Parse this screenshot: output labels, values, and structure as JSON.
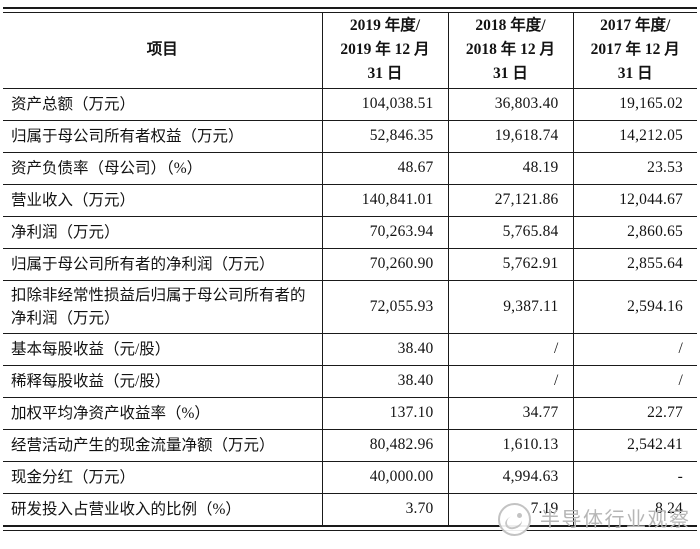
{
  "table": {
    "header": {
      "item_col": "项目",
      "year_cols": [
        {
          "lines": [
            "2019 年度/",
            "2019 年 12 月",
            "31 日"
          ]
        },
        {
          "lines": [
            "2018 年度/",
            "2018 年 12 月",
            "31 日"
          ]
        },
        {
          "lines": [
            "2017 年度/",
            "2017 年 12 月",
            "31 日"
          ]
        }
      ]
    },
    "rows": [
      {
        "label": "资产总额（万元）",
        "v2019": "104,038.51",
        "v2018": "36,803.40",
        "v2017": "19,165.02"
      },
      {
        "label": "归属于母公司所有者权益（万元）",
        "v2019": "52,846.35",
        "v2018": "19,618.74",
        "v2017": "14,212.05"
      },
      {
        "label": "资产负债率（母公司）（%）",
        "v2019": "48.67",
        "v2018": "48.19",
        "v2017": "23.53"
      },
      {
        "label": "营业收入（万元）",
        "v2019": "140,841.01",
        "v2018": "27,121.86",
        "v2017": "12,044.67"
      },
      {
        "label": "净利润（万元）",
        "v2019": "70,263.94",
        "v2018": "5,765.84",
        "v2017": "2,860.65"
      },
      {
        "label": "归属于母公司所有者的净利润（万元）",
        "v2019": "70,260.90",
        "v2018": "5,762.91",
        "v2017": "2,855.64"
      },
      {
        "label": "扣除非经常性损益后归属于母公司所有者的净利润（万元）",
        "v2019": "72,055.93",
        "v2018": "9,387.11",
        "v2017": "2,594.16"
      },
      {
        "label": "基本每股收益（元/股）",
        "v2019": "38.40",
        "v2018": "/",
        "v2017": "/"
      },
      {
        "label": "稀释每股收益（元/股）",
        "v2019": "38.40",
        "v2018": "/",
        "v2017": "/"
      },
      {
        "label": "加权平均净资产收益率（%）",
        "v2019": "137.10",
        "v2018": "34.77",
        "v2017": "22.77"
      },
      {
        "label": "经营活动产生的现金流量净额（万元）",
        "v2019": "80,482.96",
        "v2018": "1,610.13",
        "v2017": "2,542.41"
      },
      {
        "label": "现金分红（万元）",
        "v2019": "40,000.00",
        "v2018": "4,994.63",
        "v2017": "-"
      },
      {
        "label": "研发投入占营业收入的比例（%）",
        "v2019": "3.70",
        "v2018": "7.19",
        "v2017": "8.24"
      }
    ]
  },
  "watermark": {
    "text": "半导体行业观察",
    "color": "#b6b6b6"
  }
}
***
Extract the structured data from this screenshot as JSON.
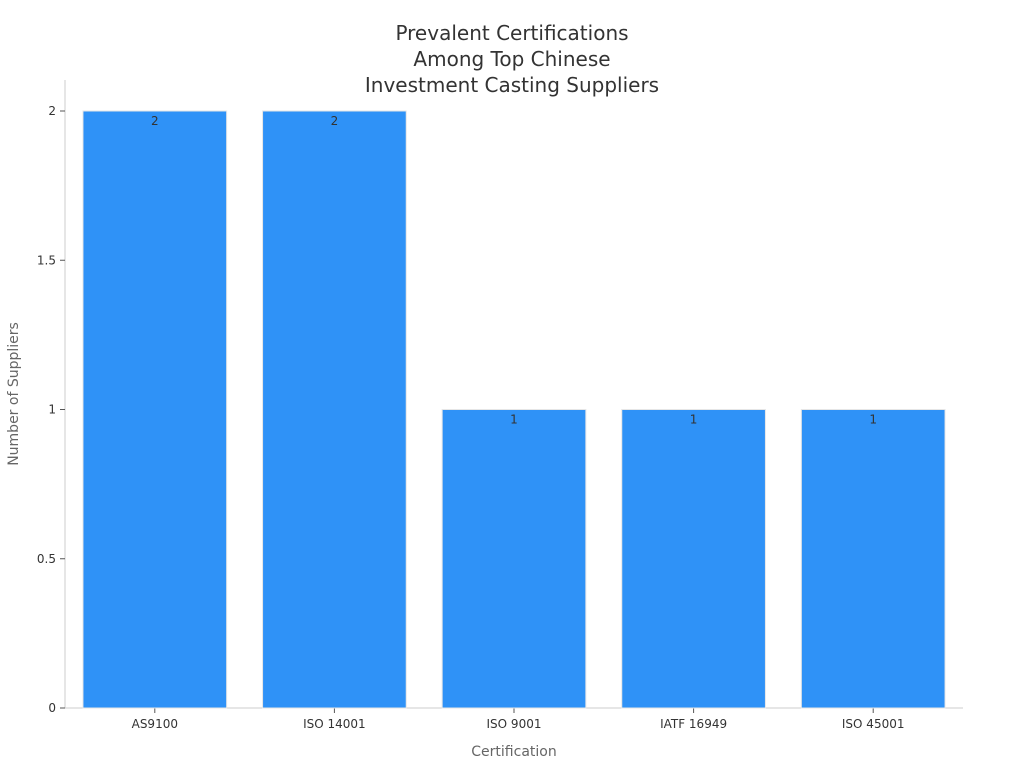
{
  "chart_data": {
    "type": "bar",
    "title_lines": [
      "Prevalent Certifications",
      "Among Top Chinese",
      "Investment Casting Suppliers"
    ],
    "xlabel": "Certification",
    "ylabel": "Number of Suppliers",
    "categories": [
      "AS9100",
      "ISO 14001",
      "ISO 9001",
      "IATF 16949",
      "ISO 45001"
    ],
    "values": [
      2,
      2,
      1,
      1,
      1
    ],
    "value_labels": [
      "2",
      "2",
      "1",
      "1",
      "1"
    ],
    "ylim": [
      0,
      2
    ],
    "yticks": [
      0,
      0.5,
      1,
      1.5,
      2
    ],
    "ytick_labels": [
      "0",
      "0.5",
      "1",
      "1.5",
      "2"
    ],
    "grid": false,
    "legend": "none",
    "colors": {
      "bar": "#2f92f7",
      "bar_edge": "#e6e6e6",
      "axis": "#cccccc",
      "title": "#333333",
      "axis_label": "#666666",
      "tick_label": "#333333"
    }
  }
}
***
TASK TO COMPLETE> Return all lines containing "JSON".

OUTPUT FOR THIS TASK>
Parse this screenshot: output labels, values, and structure as JSON.
Extract the structured data from this screenshot as JSON.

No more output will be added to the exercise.